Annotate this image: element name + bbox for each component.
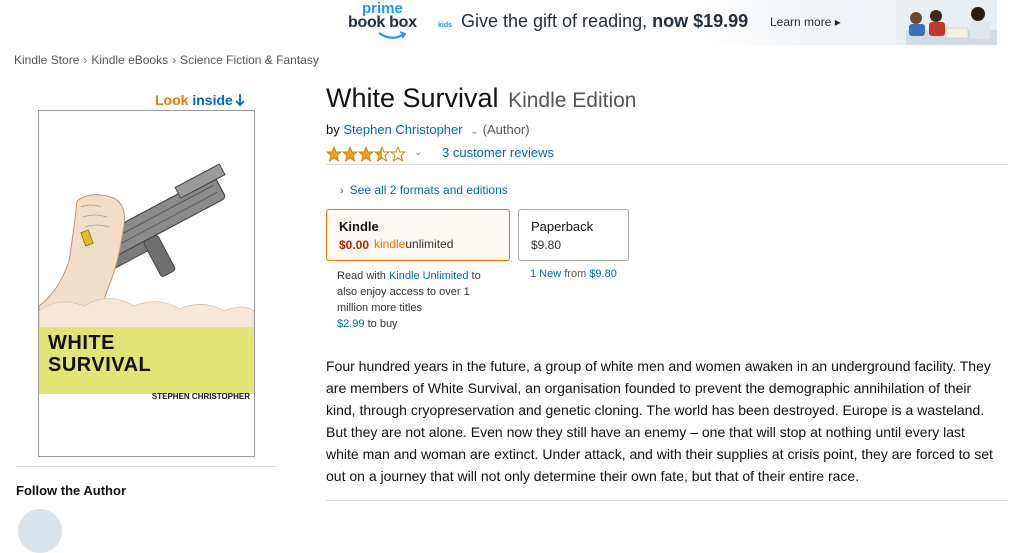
banner-kids-text: kids [438,22,453,29]
prime-book-box-banner[interactable]: prime book box kids Give the gift of rea… [348,0,997,45]
description-divider [326,500,1008,501]
buy-suffix: to buy [367,318,398,330]
look-inside-look: Look [155,92,189,108]
banner-bookbox-text: book box [348,14,417,31]
rating-chevron-down-icon[interactable]: ⌄ [414,147,422,158]
breadcrumb-kindle-ebooks[interactable]: Kindle eBooks [91,53,168,67]
family-reading-image [896,0,997,45]
new-from-text: from [564,268,587,280]
look-inside-arrow-icon [235,94,245,107]
author-role: (Author) [482,122,530,137]
kindle-unlimited-link[interactable]: Kindle Unlimited [389,270,468,282]
new-offers-link[interactable]: 1 New [530,268,561,280]
banner-offer: Give the gift of reading, now $19.99 [461,11,748,32]
book-description: Four hundred years in the future, a grou… [326,358,993,484]
product-edition: Kindle Edition [508,89,637,112]
cover-title: WHITE SURVIVAL [48,332,151,376]
format-paperback-name: Paperback [531,219,594,234]
kindle-unlimited-logo: kindleunlimited [374,237,453,251]
cover-title-line2: SURVIVAL [48,354,152,376]
author-chevron-down-icon[interactable]: ⌄ [470,126,478,137]
breadcrumb-separator-icon: › [83,53,88,67]
star-half-icon [374,145,390,162]
look-inside-inside: inside [192,92,233,108]
banner-learn-more-link[interactable]: Learn more ▸ [770,15,841,29]
kindle-unlimited-note: Read with Kindle Unlimited to also enjoy… [337,268,497,332]
banner-offer-text: Give the gift of reading, [461,11,648,31]
author-link[interactable]: Stephen Christopher [343,122,462,137]
cover-illustration [39,163,254,328]
amazon-smile-icon [378,31,406,39]
buy-price-link[interactable]: $2.99 [337,318,365,330]
see-all-formats-link[interactable]: See all 2 formats and editions [350,183,508,197]
new-from-price-link[interactable]: $9.80 [589,268,617,280]
left-divider [16,466,277,467]
format-paperback-price: $9.80 [531,238,562,252]
breadcrumb: Kindle Store › Kindle eBooks › Science Ficti… [14,53,319,67]
product-title-text: White Survival [326,83,499,113]
format-kindle-price: $0.00 [339,238,370,252]
star-full-icon [342,145,358,162]
byline-by: by [326,122,340,137]
star-rating[interactable] [326,145,406,162]
breadcrumb-kindle-store[interactable]: Kindle Store [14,53,79,67]
banner-offer-price: now $19.99 [652,11,749,31]
ku-unlimited-word: unlimited [405,237,454,251]
ku-note-pre: Read with [337,270,386,282]
follow-the-author-heading: Follow the Author [16,483,126,498]
product-title: White Survival Kindle Edition [326,83,636,114]
paperback-new-from: 1 New from $9.80 [530,268,617,280]
cover-author: STEPHEN CHRISTOPHER [151,392,250,401]
cover-title-line1: WHITE [48,332,115,354]
author-avatar[interactable] [18,509,62,553]
look-inside-button[interactable]: Look inside [155,92,246,108]
title-divider [326,164,1008,165]
chevron-right-icon: › [340,185,344,197]
customer-reviews-link[interactable]: 3 customer reviews [442,145,554,160]
breadcrumb-separator-icon: › [172,53,177,67]
byline: by Stephen Christopher ⌄ (Author) [326,122,530,137]
star-full-icon [326,145,342,162]
book-cover-image[interactable]: WHITE SURVIVAL STEPHEN CHRISTOPHER [38,110,255,457]
star-empty-icon [390,145,406,162]
format-paperback-button[interactable]: Paperback $9.80 [518,209,629,261]
see-all-formats[interactable]: › See all 2 formats and editions [340,183,508,197]
star-full-icon [358,145,374,162]
ku-kindle-word: kindle [374,237,406,251]
breadcrumb-scifi-fantasy[interactable]: Science Fiction & Fantasy [180,53,319,67]
format-kindle-name: Kindle [339,219,379,234]
format-kindle-button[interactable]: Kindle $0.00 kindleunlimited [326,209,510,261]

### [Problem description]
Put each line, starting with the line containing "banner-kids-text: kids [438,22,453,29]" and going on through the line containing "breadcrumb: Kindle Store", into a Markdown table with the columns Row and Line, numbering the rows and leaving out any blank lines.

### [Answer to this task]
| Row | Line |
|---|---|
| 1 | banner-kids-text: kids [438,22,453,29] |
| 2 | prime-book-box-banner[interactable]: prime book box kids Give the gift of rea… [348,0,997,45] |
| 3 | description-divider [326,500,1008,501] |
| 4 | buy-suffix: to buy [367,318,398,330] |
| 5 | look-inside-look: Look [155,92,189,108] |
| 6 | banner-bookbox-text: book box [348,14,417,31] |
| 7 | rating-chevron-down-icon[interactable]: ⌄ [414,147,422,158] |
| 8 | breadcrumb-kindle-ebooks[interactable]: Kindle eBooks [91,53,168,67] |
| 9 | family-reading-image [896,0,997,45] |
| 10 | new-from-text: from [564,268,587,280] |
| 11 | look-inside-arrow-icon [235,94,245,107] |
| 12 | author-role: (Author) [482,122,530,137] |
| 13 | kindle-unlimited-link[interactable]: Kindle Unlimited [389,270,468,282] |
| 14 | new-offers-link[interactable]: 1 New [530,268,561,280] |
| 15 | banner-offer: Give the gift of reading, now $19.99 [461,11,748,32] |
| 16 | book-description: Four hundred years in the future, a grou… [326,358,993,484] |
| 17 | product-edition: Kindle Edition [508,89,637,112] |
| 18 | cover-title: WHITE SURVIVAL [48,332,151,376] |
| 19 | format-paperback-name: Paperback [531,219,594,234] |
| 20 | kindle-unlimited-logo: kindleunlimited [374,237,453,251] |
| 21 | cover-title-line2: SURVIVAL [48,354,152,376] |
| 22 | author-chevron-down-icon[interactable]: ⌄ [470,126,478,137] |
| 23 | breadcrumb-separator-icon: › [83,53,88,67] |
| 24 | star-half-icon [374,145,390,162] |
| 25 | look-inside-inside: inside [192,92,233,108] |
| 26 | banner-learn-more-link[interactable]: Learn more ▸ [770,15,841,29] |
| 27 | kindle-unlimited-note: Read with Kindle Unlimited to also enjoy… [337,268,497,332] |
| 28 | banner-offer-text: Give the gift of reading, [461,11,648,31] |
| 29 | author-link[interactable]: Stephen Christopher [343,122,462,137] |
| 30 | cover-illustration [39,163,254,328] |
| 31 | amazon-smile-icon [378,31,406,39] |
| 32 | buy-price-link[interactable]: $2.99 [337,318,365,330] |
| 33 | see-all-formats-link[interactable]: See all 2 formats and editions [350,183,508,197] |
| 34 | new-from-price-link[interactable]: $9.80 [589,268,617,280] |
| 35 | left-divider [16,466,277,467] |
| 36 | format-paperback-price: $9.80 [531,238,562,252] |
| 37 | breadcrumb: Kindle Store › Kindle eBooks › Science Ficti… [14,53,319,67] |